• [Short task]:
Reproduce the data from the start through the line containing "y-axis-label: [s] bbox=[0, 619, 12, 631]", replacing "series-dotted-line" with "series-dashed-line" and leaving everything else unchanged.

* Start *

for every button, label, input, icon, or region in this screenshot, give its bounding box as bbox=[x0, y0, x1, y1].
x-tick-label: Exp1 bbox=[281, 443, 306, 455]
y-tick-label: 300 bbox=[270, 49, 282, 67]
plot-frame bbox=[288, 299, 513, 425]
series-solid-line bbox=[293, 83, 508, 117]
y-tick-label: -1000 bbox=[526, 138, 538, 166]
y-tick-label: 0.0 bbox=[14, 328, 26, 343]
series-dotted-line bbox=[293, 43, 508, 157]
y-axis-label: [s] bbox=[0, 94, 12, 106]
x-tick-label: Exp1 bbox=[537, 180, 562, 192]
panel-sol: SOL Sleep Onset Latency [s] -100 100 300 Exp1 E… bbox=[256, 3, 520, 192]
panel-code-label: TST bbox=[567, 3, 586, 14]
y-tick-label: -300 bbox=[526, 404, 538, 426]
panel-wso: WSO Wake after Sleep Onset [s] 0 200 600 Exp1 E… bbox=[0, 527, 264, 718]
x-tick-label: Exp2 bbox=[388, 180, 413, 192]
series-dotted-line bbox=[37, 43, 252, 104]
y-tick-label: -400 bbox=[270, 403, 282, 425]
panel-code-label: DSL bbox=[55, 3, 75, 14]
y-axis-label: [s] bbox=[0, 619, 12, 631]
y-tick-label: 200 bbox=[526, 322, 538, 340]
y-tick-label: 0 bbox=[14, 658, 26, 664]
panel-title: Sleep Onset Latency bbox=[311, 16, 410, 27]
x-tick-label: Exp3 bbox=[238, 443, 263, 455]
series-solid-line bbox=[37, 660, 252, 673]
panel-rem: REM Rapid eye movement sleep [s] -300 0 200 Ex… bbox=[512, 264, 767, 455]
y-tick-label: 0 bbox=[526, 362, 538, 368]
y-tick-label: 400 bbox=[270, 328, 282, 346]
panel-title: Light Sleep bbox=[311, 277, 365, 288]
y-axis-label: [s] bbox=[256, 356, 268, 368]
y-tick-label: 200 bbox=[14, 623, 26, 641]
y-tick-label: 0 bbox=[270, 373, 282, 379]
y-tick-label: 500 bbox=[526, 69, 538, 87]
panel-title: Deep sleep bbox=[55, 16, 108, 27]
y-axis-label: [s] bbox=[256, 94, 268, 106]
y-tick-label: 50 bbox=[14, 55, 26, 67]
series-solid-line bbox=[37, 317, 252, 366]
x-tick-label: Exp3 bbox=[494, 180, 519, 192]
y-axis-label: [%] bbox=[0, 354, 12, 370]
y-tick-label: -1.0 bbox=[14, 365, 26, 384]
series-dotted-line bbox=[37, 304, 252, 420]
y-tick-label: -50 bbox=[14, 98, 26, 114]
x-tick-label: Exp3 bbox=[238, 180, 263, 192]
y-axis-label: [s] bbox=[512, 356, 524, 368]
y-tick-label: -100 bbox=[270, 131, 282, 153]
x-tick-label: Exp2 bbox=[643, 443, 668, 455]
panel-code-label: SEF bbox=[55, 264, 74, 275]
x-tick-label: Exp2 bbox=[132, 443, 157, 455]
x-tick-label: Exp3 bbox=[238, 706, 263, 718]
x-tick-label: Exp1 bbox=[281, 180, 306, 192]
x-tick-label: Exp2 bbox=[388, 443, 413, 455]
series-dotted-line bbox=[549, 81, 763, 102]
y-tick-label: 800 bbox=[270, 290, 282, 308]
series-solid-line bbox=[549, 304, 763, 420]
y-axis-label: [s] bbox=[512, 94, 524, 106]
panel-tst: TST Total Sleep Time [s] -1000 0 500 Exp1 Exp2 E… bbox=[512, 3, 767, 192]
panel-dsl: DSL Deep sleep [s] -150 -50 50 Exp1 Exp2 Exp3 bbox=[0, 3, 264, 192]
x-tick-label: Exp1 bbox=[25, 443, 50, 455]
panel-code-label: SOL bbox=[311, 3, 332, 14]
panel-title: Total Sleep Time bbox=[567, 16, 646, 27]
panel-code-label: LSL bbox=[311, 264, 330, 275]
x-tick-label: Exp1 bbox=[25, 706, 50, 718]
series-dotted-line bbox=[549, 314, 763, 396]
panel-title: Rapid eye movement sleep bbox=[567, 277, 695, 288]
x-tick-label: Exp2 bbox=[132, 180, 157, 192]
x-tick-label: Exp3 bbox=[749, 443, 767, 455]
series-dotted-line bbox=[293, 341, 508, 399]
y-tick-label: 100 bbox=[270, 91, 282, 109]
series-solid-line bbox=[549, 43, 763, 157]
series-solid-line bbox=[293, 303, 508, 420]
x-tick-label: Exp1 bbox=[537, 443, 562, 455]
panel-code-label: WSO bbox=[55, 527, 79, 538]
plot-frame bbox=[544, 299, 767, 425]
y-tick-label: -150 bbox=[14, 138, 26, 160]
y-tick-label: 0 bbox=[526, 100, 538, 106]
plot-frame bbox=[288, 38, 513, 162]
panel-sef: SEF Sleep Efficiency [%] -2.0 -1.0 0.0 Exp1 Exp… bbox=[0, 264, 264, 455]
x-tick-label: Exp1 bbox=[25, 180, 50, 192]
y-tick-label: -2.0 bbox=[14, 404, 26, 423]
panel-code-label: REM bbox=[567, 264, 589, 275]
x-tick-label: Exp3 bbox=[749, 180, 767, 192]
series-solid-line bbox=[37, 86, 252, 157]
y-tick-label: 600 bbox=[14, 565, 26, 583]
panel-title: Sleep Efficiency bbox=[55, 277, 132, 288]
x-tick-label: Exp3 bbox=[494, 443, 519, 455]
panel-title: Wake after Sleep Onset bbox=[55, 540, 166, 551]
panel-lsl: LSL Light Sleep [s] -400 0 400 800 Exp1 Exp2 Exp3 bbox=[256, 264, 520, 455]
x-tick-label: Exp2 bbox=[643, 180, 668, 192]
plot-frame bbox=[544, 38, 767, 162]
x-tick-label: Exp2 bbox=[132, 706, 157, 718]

* End *

• [Reply to the exercise]:
for every button, label, input, icon, or region in this screenshot, give its bounding box as bbox=[x0, y0, x1, y1].
x-tick-label: Exp1 bbox=[281, 443, 306, 455]
y-tick-label: 300 bbox=[270, 49, 282, 67]
plot-frame bbox=[288, 299, 513, 425]
series-solid-line bbox=[293, 83, 508, 117]
y-tick-label: -1000 bbox=[526, 138, 538, 166]
y-tick-label: 0.0 bbox=[14, 328, 26, 343]
series-dashed-line bbox=[293, 43, 508, 157]
y-axis-label: [s] bbox=[0, 94, 12, 106]
x-tick-label: Exp1 bbox=[537, 180, 562, 192]
panel-sol: SOL Sleep Onset Latency [s] -100 100 300 Exp1 E… bbox=[256, 3, 520, 192]
panel-code-label: TST bbox=[567, 3, 586, 14]
y-tick-label: -300 bbox=[526, 404, 538, 426]
panel-wso: WSO Wake after Sleep Onset [s] 0 200 600 Exp1 E… bbox=[0, 527, 264, 718]
x-tick-label: Exp2 bbox=[388, 180, 413, 192]
series-dashed-line bbox=[37, 43, 252, 104]
y-tick-label: -400 bbox=[270, 403, 282, 425]
panel-code-label: DSL bbox=[55, 3, 75, 14]
y-axis-label: [s] bbox=[0, 619, 12, 631]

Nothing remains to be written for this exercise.